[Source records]
☆ ☆ ☆
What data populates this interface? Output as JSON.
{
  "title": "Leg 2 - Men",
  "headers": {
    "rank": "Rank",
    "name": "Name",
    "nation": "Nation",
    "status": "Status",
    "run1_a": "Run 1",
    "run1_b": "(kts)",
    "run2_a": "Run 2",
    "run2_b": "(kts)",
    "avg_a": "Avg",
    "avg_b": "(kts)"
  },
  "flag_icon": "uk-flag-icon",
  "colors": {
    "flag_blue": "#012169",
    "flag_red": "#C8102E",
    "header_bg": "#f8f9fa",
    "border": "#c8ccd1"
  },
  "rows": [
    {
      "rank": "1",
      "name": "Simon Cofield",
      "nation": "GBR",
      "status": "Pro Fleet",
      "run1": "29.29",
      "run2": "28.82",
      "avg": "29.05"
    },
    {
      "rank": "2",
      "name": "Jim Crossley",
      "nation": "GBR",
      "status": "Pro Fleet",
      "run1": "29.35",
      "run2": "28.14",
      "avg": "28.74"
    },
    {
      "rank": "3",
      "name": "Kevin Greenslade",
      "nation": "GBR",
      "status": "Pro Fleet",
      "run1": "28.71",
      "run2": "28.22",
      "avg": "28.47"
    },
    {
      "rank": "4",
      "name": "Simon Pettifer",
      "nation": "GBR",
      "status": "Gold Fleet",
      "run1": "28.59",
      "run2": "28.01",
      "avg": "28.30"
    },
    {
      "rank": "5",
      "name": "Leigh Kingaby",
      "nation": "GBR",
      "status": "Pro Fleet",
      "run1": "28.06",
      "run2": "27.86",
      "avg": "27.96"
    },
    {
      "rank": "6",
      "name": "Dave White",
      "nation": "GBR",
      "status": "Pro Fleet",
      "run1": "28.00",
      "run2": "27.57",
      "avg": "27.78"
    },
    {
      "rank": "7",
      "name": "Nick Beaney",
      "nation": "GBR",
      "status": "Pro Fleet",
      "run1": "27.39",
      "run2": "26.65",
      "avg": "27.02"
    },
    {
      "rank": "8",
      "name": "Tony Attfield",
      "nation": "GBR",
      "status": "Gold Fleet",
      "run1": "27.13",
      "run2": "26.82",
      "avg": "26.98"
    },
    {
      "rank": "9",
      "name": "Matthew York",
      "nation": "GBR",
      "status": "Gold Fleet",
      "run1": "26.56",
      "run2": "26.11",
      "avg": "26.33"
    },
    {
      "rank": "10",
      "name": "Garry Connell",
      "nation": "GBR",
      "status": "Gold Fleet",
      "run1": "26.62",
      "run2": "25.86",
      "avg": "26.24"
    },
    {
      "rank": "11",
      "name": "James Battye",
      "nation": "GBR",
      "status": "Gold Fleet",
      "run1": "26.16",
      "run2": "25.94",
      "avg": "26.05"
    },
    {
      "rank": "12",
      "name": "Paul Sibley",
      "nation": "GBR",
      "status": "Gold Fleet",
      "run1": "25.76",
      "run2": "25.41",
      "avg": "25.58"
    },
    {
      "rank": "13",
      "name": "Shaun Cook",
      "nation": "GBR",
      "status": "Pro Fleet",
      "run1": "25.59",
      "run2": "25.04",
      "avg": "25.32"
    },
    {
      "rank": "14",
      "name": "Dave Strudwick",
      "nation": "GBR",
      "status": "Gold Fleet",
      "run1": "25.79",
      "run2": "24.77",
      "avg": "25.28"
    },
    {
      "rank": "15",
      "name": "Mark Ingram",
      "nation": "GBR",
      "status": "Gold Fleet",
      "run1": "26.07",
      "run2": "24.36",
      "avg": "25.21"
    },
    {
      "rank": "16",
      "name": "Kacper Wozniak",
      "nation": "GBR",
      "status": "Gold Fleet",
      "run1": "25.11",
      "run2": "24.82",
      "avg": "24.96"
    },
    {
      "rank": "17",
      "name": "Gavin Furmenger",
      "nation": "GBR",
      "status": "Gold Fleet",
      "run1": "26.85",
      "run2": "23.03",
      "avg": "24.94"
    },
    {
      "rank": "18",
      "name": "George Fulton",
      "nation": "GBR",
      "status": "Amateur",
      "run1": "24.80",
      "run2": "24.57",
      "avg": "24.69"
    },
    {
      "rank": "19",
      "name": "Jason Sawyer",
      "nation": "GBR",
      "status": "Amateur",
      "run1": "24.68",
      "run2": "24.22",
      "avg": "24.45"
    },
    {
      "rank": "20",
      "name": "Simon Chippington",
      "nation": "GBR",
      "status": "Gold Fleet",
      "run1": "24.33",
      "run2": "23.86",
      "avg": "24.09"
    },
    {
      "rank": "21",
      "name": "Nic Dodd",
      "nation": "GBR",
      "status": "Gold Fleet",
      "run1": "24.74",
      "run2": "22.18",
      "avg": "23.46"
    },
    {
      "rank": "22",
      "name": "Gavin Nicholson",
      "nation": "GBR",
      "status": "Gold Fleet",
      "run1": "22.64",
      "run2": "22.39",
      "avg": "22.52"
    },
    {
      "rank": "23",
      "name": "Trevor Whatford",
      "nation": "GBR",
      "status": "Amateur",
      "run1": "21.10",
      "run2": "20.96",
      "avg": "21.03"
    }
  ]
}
☆ ☆ ☆
*WHAT TO DO:* The records above should all be quoted exactly, please.

*TASK RESPONSE:*
What data populates this interface? Output as JSON.
{
  "title": "Leg 2 - Men",
  "headers": {
    "rank": "Rank",
    "name": "Name",
    "nation": "Nation",
    "status": "Status",
    "run1_a": "Run 1",
    "run1_b": "(kts)",
    "run2_a": "Run 2",
    "run2_b": "(kts)",
    "avg_a": "Avg",
    "avg_b": "(kts)"
  },
  "flag_icon": "uk-flag-icon",
  "colors": {
    "flag_blue": "#012169",
    "flag_red": "#C8102E",
    "header_bg": "#f8f9fa",
    "border": "#c8ccd1"
  },
  "rows": [
    {
      "rank": "1",
      "name": "Simon Cofield",
      "nation": "GBR",
      "status": "Pro Fleet",
      "run1": "29.29",
      "run2": "28.82",
      "avg": "29.05"
    },
    {
      "rank": "2",
      "name": "Jim Crossley",
      "nation": "GBR",
      "status": "Pro Fleet",
      "run1": "29.35",
      "run2": "28.14",
      "avg": "28.74"
    },
    {
      "rank": "3",
      "name": "Kevin Greenslade",
      "nation": "GBR",
      "status": "Pro Fleet",
      "run1": "28.71",
      "run2": "28.22",
      "avg": "28.47"
    },
    {
      "rank": "4",
      "name": "Simon Pettifer",
      "nation": "GBR",
      "status": "Gold Fleet",
      "run1": "28.59",
      "run2": "28.01",
      "avg": "28.30"
    },
    {
      "rank": "5",
      "name": "Leigh Kingaby",
      "nation": "GBR",
      "status": "Pro Fleet",
      "run1": "28.06",
      "run2": "27.86",
      "avg": "27.96"
    },
    {
      "rank": "6",
      "name": "Dave White",
      "nation": "GBR",
      "status": "Pro Fleet",
      "run1": "28.00",
      "run2": "27.57",
      "avg": "27.78"
    },
    {
      "rank": "7",
      "name": "Nick Beaney",
      "nation": "GBR",
      "status": "Pro Fleet",
      "run1": "27.39",
      "run2": "26.65",
      "avg": "27.02"
    },
    {
      "rank": "8",
      "name": "Tony Attfield",
      "nation": "GBR",
      "status": "Gold Fleet",
      "run1": "27.13",
      "run2": "26.82",
      "avg": "26.98"
    },
    {
      "rank": "9",
      "name": "Matthew York",
      "nation": "GBR",
      "status": "Gold Fleet",
      "run1": "26.56",
      "run2": "26.11",
      "avg": "26.33"
    },
    {
      "rank": "10",
      "name": "Garry Connell",
      "nation": "GBR",
      "status": "Gold Fleet",
      "run1": "26.62",
      "run2": "25.86",
      "avg": "26.24"
    },
    {
      "rank": "11",
      "name": "James Battye",
      "nation": "GBR",
      "status": "Gold Fleet",
      "run1": "26.16",
      "run2": "25.94",
      "avg": "26.05"
    },
    {
      "rank": "12",
      "name": "Paul Sibley",
      "nation": "GBR",
      "status": "Gold Fleet",
      "run1": "25.76",
      "run2": "25.41",
      "avg": "25.58"
    },
    {
      "rank": "13",
      "name": "Shaun Cook",
      "nation": "GBR",
      "status": "Pro Fleet",
      "run1": "25.59",
      "run2": "25.04",
      "avg": "25.32"
    },
    {
      "rank": "14",
      "name": "Dave Strudwick",
      "nation": "GBR",
      "status": "Gold Fleet",
      "run1": "25.79",
      "run2": "24.77",
      "avg": "25.28"
    },
    {
      "rank": "15",
      "name": "Mark Ingram",
      "nation": "GBR",
      "status": "Gold Fleet",
      "run1": "26.07",
      "run2": "24.36",
      "avg": "25.21"
    },
    {
      "rank": "16",
      "name": "Kacper Wozniak",
      "nation": "GBR",
      "status": "Gold Fleet",
      "run1": "25.11",
      "run2": "24.82",
      "avg": "24.96"
    },
    {
      "rank": "17",
      "name": "Gavin Furmenger",
      "nation": "GBR",
      "status": "Gold Fleet",
      "run1": "26.85",
      "run2": "23.03",
      "avg": "24.94"
    },
    {
      "rank": "18",
      "name": "George Fulton",
      "nation": "GBR",
      "status": "Amateur",
      "run1": "24.80",
      "run2": "24.57",
      "avg": "24.69"
    },
    {
      "rank": "19",
      "name": "Jason Sawyer",
      "nation": "GBR",
      "status": "Amateur",
      "run1": "24.68",
      "run2": "24.22",
      "avg": "24.45"
    },
    {
      "rank": "20",
      "name": "Simon Chippington",
      "nation": "GBR",
      "status": "Gold Fleet",
      "run1": "24.33",
      "run2": "23.86",
      "avg": "24.09"
    },
    {
      "rank": "21",
      "name": "Nic Dodd",
      "nation": "GBR",
      "status": "Gold Fleet",
      "run1": "24.74",
      "run2": "22.18",
      "avg": "23.46"
    },
    {
      "rank": "22",
      "name": "Gavin Nicholson",
      "nation": "GBR",
      "status": "Gold Fleet",
      "run1": "22.64",
      "run2": "22.39",
      "avg": "22.52"
    },
    {
      "rank": "23",
      "name": "Trevor Whatford",
      "nation": "GBR",
      "status": "Amateur",
      "run1": "21.10",
      "run2": "20.96",
      "avg": "21.03"
    }
  ]
}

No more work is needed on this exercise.